- [Request]: Give back the full listing verbatim, apart from its images.

┌─ Data excerpts

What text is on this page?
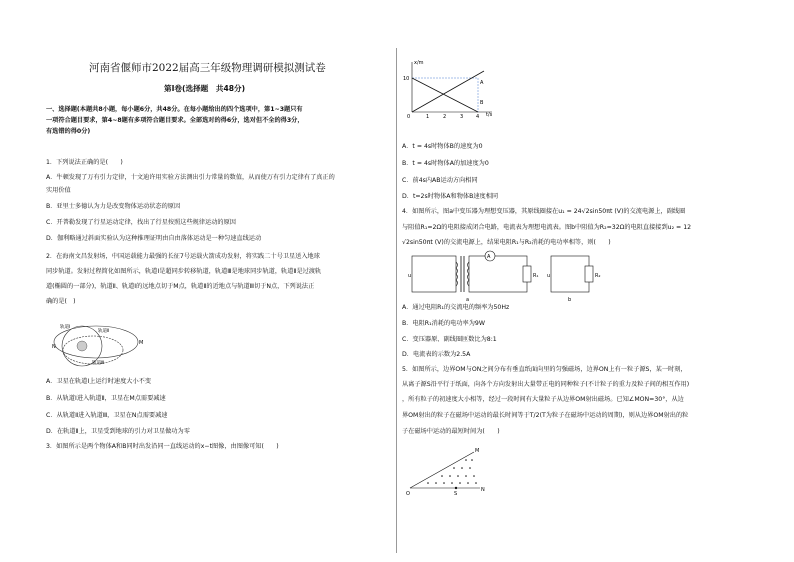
河南省偃师市2022届高三年级物理调研模拟测试卷
第Ⅰ卷(选择题　共48分)
一、选择题(本题共8小题，每小题6分，共48分。在每小题给出的四个选项中，第1~3题只有
一项符合题目要求，第4~8题有多项符合题目要求。全部选对的得6分，选对但不全的得3分，
有选错的得0分)
1．下列说法正确的是(　　)
A．牛顿发现了万有引力定律，十文迪许用实验方法测出引力常量的数值，从而使万有引力定律有了真正的
实用价值
B．亚里士多德认为力是改变物体运动状态的原因
C．开普勒发现了行星运动定律，找出了行星按照这些规律运动的原因
D．伽利略通过斜面实验认为这种推理证明由自由落体运动是一种匀速直线运动
2．在海南文昌发射场，中国运载能力最强的长征7号运载火箭成功发射，将实践二十号卫星送入地球
同步轨道。发射过程简化如图所示，轨道Ⅰ是超同步转移轨道，轨道Ⅲ是地球同步轨道，轨道Ⅱ是过渡轨
道(椭圆的一部分)，轨道Ⅱ、轨道Ⅰ的远地点切于M点，轨道Ⅱ的近地点与轨道Ⅲ切于N点，下列说法正
确的是(　)
轨道Ⅰ
轨道Ⅱ
轨道Ⅲ
M
N
A．卫星在轨道Ⅰ上运行时速度大小不变
B．从轨道Ⅰ进入轨道Ⅱ，卫星在M点需要减速
C．从轨道Ⅱ进入轨道Ⅲ，卫星在N点需要减速
D．在轨道Ⅱ上，卫星受到地球的引力对卫星做功为零
3．如图所示是两个物体A和B同时出发沿同一直线运动的x−t图像，由图像可知(　　)
x/m
10
0	1	2	3	4 t/s
A
B
A．t = 4s时物体B的速度为0
B．t = 4s时物体A的加速度为0
C．前4s内AB运动方向相同
D．t=2s时物体A和物体B速度相同
4．如图所示，图a中变压器为理想变压器，其原线圈接在u₁ = 24√2sin50πt (V)的交流电源上，副线圈
与阻值R₁=2Ω的电阻接成闭合电路，电流表为理想电流表。图b中阻值为R₂=32Ω的电阻直接接到u₂ = 12
√2sin50πt (V)的交流电源上，结果电阻R₁与R₂消耗的电功率相等，则(　　)
u
A
R₁ u	R₂
a	b
A．通过电阻R₁的交流电的频率为50Hz
B．电阻R₁消耗的电功率为9W
C．变压器原、副线圈匝数比为8:1
D．电流表的示数为2.5A
5．如图所示，边界OM与ON之间分布有垂直纸面向里的匀强磁场，边界ON上有一粒子源S，某一时刻，
从离子源S沿平行于纸面，向各个方向发射出大量带正电的同种粒子(不计粒子的重力及粒子间的相互作用)
，所有粒子的初速度大小相等，经过一段时间有大量粒子从边界OM射出磁场。已知∠MON=30°，从边
界OM射出的粒子在磁场中运动的最长时间等于T/2(T为粒子在磁场中运动的周期)，则从边界OM射出的粒
子在磁场中运动的最短时间为(　　)
O
M
S
N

└─

- [Expected answer]:
What text is on this page?
河南省偃师市2022届高三年级物理调研模拟测试卷
第Ⅰ卷(选择题　共48分)
一、选择题(本题共8小题，每小题6分，共48分。在每小题给出的四个选项中，第1~3题只有
一项符合题目要求，第4~8题有多项符合题目要求。全部选对的得6分，选对但不全的得3分，
有选错的得0分)
1．下列说法正确的是(　　)
A．牛顿发现了万有引力定律，十文迪许用实验方法测出引力常量的数值，从而使万有引力定律有了真正的
实用价值
B．亚里士多德认为力是改变物体运动状态的原因
C．开普勒发现了行星运动定律，找出了行星按照这些规律运动的原因
D．伽利略通过斜面实验认为这种推理证明由自由落体运动是一种匀速直线运动
2．在海南文昌发射场，中国运载能力最强的长征7号运载火箭成功发射，将实践二十号卫星送入地球
同步轨道。发射过程简化如图所示，轨道Ⅰ是超同步转移轨道，轨道Ⅲ是地球同步轨道，轨道Ⅱ是过渡轨
道(椭圆的一部分)，轨道Ⅱ、轨道Ⅰ的远地点切于M点，轨道Ⅱ的近地点与轨道Ⅲ切于N点，下列说法正
确的是(　)
轨道Ⅰ
轨道Ⅱ
轨道Ⅲ
M
N
A．卫星在轨道Ⅰ上运行时速度大小不变
B．从轨道Ⅰ进入轨道Ⅱ，卫星在M点需要减速
C．从轨道Ⅱ进入轨道Ⅲ，卫星在N点需要减速
D．在轨道Ⅱ上，卫星受到地球的引力对卫星做功为零
3．如图所示是两个物体A和B同时出发沿同一直线运动的x−t图像，由图像可知(　　)
x/m
10
0	1	2	3	4 t/s
A
B
A．t = 4s时物体B的速度为0
B．t = 4s时物体A的加速度为0
C．前4s内AB运动方向相同
D．t=2s时物体A和物体B速度相同
4．如图所示，图a中变压器为理想变压器，其原线圈接在u₁ = 24√2sin50πt (V)的交流电源上，副线圈
与阻值R₁=2Ω的电阻接成闭合电路，电流表为理想电流表。图b中阻值为R₂=32Ω的电阻直接接到u₂ = 12
√2sin50πt (V)的交流电源上，结果电阻R₁与R₂消耗的电功率相等，则(　　)
u
A
R₁ u	R₂
a	b
A．通过电阻R₁的交流电的频率为50Hz
B．电阻R₁消耗的电功率为9W
C．变压器原、副线圈匝数比为8:1
D．电流表的示数为2.5A
5．如图所示，边界OM与ON之间分布有垂直纸面向里的匀强磁场，边界ON上有一粒子源S，某一时刻，
从离子源S沿平行于纸面，向各个方向发射出大量带正电的同种粒子(不计粒子的重力及粒子间的相互作用)
，所有粒子的初速度大小相等，经过一段时间有大量粒子从边界OM射出磁场。已知∠MON=30°，从边
界OM射出的粒子在磁场中运动的最长时间等于T/2(T为粒子在磁场中运动的周期)，则从边界OM射出的粒
子在磁场中运动的最短时间为(　　)
O
M
S
N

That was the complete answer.